** begin Data for this task **

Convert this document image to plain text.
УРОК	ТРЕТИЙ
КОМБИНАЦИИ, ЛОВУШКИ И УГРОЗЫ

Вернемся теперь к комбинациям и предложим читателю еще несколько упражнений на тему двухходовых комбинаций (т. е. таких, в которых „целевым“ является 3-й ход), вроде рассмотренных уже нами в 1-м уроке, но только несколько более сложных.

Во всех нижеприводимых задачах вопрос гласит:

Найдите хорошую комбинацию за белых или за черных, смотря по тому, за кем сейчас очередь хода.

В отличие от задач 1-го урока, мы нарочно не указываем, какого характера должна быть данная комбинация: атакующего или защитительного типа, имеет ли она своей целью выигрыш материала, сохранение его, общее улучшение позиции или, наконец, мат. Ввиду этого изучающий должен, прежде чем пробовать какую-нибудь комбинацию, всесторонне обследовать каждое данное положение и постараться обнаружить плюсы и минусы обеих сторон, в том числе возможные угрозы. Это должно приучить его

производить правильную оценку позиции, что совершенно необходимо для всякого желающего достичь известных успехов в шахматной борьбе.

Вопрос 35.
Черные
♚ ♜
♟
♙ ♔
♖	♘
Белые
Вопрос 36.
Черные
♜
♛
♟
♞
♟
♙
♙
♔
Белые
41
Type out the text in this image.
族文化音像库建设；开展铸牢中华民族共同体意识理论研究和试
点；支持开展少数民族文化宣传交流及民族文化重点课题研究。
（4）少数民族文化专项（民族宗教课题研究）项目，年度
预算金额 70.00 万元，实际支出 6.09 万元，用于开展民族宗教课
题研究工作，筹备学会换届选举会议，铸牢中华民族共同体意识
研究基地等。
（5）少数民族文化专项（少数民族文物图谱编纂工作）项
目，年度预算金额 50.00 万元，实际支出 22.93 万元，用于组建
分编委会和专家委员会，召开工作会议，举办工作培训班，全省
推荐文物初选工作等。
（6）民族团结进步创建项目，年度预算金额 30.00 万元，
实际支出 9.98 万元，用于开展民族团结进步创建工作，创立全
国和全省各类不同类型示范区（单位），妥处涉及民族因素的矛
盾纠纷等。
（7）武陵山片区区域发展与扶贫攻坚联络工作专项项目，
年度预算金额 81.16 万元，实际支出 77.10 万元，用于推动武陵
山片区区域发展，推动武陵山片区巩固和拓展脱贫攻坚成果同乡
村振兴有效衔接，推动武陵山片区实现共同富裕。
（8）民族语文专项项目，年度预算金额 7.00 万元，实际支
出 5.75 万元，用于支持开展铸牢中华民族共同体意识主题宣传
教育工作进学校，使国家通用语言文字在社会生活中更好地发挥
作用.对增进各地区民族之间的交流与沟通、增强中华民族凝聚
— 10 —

** end Data for this task **

What is asked: Using the listing above, show each line holding the string "年度预算金额".

Written solution:
目，年度预算金额 50.00 万元，实际支出 22.93 万元，用于组建
（6）民族团结进步创建项目，年度预算金额 30.00 万元，
年度预算金额 81.16 万元，实际支出 77.10 万元，用于推动武陵
（8）民族语文专项项目，年度预算金额 7.00 万元，实际支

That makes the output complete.